§ **What you will do**
Each line of the records that holds "Arbetsformer" should be shown in full.

§ **Records supplied**
- - -

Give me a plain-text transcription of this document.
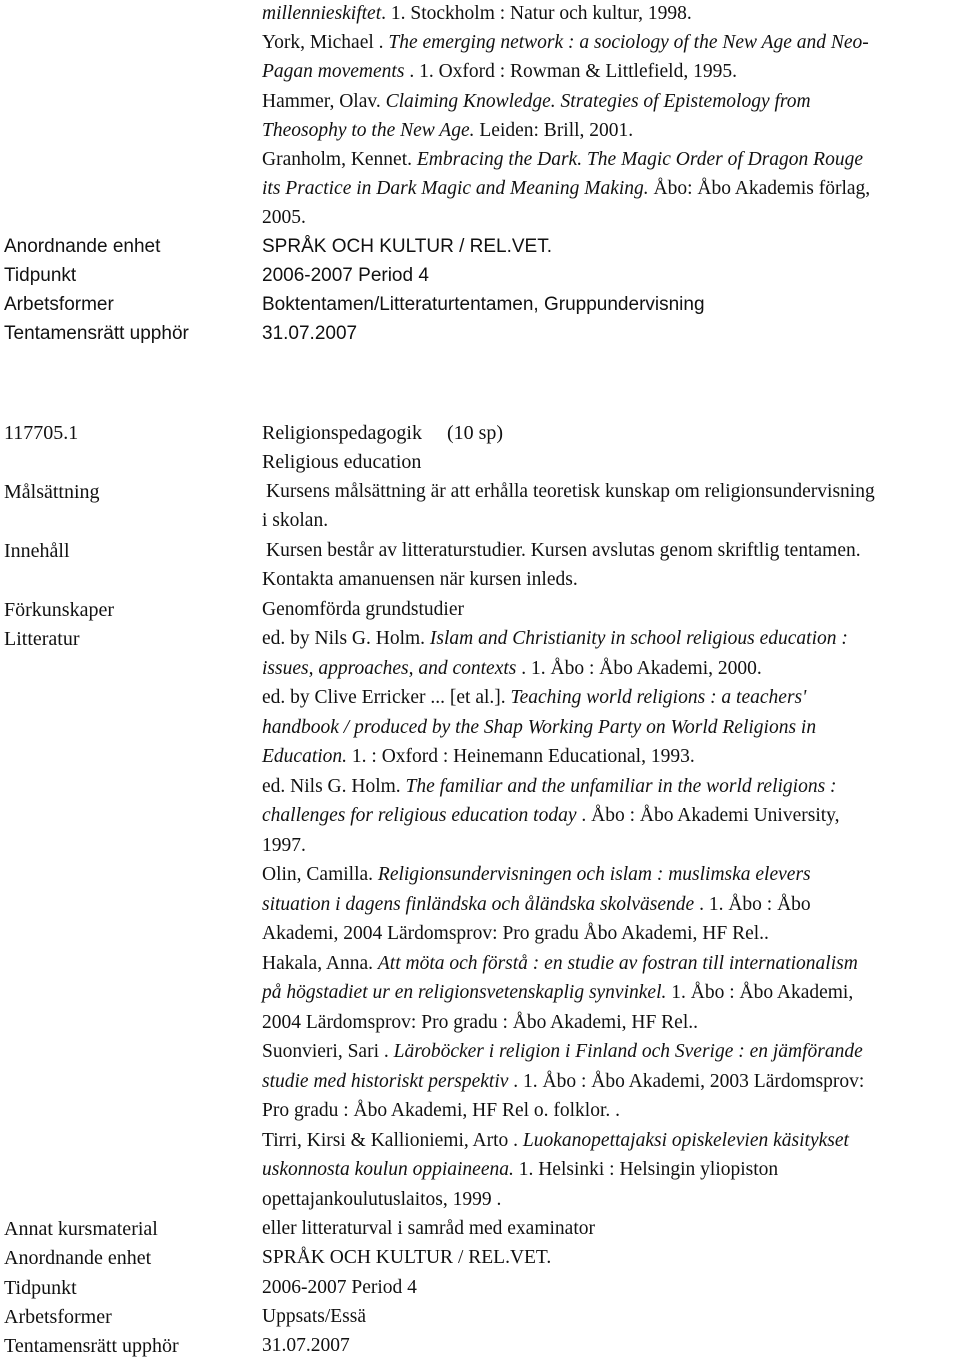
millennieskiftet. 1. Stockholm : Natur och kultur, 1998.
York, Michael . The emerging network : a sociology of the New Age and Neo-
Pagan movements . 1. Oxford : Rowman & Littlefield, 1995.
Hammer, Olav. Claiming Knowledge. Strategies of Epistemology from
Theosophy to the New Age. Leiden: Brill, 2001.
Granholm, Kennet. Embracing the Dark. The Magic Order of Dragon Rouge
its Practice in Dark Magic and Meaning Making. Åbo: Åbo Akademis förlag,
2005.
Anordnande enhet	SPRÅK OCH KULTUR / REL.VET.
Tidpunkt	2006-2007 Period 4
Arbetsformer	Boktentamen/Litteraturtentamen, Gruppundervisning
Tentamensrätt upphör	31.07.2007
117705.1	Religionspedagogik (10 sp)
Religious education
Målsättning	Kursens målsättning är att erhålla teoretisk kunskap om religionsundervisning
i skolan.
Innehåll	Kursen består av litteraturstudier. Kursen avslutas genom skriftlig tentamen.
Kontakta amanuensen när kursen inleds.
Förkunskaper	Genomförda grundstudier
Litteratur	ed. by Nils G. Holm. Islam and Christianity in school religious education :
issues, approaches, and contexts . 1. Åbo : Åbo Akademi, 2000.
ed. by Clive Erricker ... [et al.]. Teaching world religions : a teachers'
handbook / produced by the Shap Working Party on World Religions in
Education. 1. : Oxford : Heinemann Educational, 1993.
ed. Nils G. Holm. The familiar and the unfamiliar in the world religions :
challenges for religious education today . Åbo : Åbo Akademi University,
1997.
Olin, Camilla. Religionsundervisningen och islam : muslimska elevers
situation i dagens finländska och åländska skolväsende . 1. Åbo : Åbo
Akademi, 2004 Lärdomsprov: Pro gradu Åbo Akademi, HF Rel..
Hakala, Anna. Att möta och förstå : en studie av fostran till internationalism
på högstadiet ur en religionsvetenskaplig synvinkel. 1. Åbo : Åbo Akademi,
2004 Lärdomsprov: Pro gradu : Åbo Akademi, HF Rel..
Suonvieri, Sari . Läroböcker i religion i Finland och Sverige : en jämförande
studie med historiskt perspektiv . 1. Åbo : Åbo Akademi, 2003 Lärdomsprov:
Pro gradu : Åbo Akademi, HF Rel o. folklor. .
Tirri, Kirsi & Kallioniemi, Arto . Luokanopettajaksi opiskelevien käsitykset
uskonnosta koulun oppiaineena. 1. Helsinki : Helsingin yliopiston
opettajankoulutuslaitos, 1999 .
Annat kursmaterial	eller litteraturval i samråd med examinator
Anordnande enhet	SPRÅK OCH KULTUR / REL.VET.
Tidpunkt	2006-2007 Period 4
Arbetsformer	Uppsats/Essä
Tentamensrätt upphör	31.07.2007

- - -

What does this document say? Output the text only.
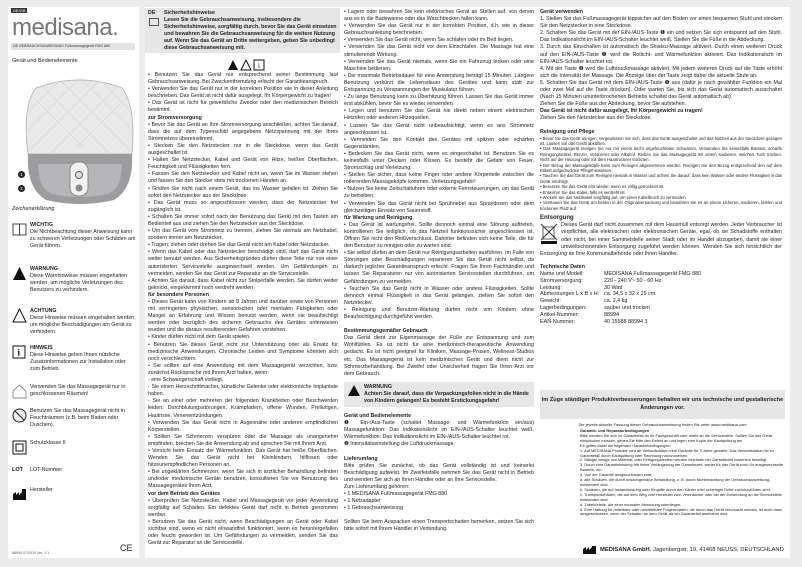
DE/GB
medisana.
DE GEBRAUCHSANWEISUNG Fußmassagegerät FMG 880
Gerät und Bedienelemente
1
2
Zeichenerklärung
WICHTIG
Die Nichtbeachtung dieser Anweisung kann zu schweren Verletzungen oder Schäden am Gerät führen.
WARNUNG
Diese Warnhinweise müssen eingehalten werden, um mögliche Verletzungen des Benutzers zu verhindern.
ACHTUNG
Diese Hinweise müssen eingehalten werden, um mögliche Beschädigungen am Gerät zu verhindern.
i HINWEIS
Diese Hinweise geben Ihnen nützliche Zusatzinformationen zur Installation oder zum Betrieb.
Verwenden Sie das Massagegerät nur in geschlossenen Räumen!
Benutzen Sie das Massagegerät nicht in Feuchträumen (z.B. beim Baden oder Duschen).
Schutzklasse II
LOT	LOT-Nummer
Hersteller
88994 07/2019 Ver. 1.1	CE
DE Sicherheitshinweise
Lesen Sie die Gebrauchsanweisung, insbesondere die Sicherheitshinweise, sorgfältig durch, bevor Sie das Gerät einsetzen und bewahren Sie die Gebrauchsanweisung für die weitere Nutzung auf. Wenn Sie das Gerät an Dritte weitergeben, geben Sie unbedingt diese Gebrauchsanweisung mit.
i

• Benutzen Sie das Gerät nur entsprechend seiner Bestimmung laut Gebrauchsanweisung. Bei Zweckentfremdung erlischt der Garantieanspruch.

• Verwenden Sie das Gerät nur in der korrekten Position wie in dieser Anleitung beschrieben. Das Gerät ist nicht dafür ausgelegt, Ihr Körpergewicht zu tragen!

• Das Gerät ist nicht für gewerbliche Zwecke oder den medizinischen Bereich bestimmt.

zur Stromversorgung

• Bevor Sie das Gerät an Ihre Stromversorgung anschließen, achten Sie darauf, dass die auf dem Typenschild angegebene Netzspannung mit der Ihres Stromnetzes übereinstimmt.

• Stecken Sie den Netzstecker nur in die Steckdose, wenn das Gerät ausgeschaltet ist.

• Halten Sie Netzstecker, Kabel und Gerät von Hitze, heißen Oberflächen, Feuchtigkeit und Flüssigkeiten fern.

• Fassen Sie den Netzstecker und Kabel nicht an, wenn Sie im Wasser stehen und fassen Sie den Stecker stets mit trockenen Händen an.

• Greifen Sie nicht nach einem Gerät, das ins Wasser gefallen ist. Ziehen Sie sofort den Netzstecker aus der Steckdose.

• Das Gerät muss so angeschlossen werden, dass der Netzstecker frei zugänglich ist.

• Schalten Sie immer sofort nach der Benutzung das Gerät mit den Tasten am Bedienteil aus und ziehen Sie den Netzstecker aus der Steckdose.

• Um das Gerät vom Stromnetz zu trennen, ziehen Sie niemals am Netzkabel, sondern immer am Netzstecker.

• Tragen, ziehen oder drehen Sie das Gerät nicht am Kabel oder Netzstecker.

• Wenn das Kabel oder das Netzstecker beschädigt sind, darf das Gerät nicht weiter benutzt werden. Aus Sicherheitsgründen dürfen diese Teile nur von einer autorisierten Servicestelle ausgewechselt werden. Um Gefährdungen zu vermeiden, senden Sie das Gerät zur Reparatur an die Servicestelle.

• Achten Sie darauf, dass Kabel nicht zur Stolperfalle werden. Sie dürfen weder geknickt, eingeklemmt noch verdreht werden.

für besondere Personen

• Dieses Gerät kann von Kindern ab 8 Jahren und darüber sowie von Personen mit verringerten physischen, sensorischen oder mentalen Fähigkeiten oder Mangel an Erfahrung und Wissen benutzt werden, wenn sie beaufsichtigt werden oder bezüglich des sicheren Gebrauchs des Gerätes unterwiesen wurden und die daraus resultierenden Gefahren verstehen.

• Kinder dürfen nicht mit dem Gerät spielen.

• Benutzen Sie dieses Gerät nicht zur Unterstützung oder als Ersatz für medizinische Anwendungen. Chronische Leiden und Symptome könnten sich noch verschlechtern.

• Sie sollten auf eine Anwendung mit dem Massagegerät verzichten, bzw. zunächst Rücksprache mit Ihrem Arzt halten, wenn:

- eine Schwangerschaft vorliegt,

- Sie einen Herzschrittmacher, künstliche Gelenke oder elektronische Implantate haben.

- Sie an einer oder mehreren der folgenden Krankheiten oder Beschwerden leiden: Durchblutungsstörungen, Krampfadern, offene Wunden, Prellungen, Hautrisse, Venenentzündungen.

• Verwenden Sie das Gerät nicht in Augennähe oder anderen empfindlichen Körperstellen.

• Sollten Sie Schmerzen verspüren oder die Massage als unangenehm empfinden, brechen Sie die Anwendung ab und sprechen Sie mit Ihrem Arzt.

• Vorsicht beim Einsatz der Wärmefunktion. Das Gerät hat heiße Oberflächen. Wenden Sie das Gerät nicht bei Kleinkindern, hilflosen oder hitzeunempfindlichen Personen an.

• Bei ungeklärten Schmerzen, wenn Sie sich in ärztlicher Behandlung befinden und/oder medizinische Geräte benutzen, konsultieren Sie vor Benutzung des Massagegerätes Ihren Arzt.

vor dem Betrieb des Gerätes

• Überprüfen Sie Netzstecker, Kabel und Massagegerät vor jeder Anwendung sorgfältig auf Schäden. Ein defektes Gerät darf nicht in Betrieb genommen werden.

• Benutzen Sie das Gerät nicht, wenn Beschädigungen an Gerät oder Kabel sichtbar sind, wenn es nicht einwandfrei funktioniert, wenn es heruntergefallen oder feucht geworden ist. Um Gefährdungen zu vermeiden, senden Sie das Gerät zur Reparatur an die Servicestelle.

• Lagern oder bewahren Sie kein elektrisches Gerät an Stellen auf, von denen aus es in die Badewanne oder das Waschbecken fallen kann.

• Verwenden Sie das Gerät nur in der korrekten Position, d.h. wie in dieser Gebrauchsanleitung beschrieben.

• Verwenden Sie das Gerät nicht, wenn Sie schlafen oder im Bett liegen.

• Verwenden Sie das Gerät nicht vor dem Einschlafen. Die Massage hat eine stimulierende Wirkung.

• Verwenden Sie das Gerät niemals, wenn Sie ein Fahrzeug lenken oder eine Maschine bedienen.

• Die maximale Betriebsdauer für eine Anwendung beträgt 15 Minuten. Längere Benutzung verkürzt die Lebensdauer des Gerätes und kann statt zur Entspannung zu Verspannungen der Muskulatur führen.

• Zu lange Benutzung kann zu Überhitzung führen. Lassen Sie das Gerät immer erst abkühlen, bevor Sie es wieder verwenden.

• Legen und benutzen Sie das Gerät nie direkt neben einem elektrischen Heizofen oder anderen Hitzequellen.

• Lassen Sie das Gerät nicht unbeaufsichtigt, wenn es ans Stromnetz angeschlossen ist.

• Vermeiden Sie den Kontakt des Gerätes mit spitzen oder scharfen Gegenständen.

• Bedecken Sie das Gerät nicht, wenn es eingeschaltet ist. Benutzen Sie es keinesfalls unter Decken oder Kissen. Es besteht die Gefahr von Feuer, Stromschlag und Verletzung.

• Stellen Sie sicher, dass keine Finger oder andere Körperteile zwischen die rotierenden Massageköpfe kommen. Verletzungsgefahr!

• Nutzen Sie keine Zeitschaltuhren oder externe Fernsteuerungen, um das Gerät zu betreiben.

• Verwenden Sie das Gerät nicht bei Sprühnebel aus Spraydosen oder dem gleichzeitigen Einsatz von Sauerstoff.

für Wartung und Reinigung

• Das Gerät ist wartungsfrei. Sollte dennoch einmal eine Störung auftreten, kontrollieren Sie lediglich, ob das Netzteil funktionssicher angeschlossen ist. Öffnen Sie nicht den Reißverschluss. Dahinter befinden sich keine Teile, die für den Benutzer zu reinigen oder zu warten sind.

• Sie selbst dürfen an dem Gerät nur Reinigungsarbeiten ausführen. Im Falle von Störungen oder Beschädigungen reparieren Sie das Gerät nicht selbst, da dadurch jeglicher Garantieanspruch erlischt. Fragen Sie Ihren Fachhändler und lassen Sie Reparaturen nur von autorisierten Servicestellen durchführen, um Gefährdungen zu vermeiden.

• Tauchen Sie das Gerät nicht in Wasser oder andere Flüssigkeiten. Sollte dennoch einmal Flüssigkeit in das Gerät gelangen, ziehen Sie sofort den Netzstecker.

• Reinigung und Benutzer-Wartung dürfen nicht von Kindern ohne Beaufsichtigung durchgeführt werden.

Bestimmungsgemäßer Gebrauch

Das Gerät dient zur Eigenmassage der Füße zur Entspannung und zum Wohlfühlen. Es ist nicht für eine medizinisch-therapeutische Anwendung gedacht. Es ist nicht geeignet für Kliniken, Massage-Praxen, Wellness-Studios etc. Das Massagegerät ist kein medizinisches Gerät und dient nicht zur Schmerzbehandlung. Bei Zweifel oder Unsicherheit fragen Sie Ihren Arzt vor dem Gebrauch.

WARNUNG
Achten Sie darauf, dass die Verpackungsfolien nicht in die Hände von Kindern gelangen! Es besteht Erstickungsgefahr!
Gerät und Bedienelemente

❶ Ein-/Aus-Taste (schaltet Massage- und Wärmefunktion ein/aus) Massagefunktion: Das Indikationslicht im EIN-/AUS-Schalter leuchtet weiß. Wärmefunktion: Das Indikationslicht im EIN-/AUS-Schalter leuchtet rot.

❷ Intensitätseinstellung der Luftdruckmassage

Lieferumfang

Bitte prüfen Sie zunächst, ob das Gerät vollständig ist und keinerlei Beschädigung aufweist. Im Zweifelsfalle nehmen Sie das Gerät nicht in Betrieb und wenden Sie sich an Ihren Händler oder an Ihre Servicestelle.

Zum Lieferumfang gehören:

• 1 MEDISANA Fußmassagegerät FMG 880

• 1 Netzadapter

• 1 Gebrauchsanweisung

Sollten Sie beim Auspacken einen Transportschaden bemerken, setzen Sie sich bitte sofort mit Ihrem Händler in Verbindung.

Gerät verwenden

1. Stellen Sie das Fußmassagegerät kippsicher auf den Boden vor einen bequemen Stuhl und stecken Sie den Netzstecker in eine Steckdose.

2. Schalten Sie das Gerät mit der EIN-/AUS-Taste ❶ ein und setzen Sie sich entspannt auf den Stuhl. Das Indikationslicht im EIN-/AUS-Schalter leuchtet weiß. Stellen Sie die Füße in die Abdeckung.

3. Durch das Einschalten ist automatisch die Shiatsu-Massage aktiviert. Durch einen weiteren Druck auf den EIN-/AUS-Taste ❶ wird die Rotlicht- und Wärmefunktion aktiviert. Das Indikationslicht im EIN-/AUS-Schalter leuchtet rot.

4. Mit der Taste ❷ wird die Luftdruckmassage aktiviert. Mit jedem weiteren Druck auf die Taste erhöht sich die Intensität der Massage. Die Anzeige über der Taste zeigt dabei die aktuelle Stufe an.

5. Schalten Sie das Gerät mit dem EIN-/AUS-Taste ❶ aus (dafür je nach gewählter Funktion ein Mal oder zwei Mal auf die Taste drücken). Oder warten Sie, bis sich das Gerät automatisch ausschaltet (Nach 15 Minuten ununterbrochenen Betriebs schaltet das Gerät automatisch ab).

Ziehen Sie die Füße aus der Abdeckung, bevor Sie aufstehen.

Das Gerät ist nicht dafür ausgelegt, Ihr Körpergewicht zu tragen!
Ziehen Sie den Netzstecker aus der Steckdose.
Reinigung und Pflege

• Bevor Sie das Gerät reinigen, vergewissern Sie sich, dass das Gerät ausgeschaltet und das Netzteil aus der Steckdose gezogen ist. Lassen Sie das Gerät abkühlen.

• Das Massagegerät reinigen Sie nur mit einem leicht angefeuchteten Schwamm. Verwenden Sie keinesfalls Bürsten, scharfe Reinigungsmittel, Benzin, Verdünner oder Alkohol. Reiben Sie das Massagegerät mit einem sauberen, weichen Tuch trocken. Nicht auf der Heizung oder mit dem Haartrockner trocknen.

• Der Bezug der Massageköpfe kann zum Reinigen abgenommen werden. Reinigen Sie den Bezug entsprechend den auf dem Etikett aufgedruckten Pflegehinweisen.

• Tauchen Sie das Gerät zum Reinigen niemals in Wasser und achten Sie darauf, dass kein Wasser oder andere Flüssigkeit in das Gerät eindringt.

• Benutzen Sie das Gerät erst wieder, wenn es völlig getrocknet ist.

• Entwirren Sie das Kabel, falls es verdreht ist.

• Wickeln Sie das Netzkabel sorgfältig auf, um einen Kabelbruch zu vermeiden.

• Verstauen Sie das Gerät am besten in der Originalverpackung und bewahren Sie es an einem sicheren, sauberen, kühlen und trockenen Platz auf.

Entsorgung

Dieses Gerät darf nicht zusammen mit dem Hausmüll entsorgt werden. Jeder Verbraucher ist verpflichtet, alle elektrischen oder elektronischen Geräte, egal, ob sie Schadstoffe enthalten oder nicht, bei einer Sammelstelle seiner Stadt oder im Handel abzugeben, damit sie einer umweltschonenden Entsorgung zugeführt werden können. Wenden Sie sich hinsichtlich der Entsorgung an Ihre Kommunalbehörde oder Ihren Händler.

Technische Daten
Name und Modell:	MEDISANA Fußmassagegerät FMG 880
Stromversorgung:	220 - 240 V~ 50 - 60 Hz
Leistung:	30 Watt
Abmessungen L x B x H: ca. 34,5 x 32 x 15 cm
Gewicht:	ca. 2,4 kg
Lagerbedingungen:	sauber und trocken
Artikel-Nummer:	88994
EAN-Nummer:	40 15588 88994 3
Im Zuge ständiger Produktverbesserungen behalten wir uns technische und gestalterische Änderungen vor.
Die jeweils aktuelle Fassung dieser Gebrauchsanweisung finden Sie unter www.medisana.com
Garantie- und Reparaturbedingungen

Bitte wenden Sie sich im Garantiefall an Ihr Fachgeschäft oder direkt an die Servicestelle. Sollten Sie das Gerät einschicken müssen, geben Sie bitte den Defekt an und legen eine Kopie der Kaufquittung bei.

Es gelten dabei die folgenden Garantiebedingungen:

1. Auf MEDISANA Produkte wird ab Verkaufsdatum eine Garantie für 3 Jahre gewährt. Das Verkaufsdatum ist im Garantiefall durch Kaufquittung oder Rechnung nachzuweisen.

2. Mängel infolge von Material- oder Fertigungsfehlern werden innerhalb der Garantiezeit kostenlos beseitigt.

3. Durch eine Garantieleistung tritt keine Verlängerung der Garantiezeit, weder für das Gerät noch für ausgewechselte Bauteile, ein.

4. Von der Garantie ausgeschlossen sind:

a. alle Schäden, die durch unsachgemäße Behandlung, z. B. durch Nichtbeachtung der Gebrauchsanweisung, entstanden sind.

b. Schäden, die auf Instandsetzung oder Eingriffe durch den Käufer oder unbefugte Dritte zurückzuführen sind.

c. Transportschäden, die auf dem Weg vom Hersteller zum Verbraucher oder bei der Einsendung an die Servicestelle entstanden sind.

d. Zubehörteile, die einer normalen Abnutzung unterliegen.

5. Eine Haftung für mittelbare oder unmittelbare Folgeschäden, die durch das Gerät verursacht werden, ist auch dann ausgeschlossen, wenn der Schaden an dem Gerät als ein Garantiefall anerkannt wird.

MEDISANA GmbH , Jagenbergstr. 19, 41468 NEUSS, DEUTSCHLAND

- - -

§ **Your solution**
Arbetsformer	Boktentamen/Litteraturtentamen, Gruppundervisning
Arbetsformer	Uppsats/Essä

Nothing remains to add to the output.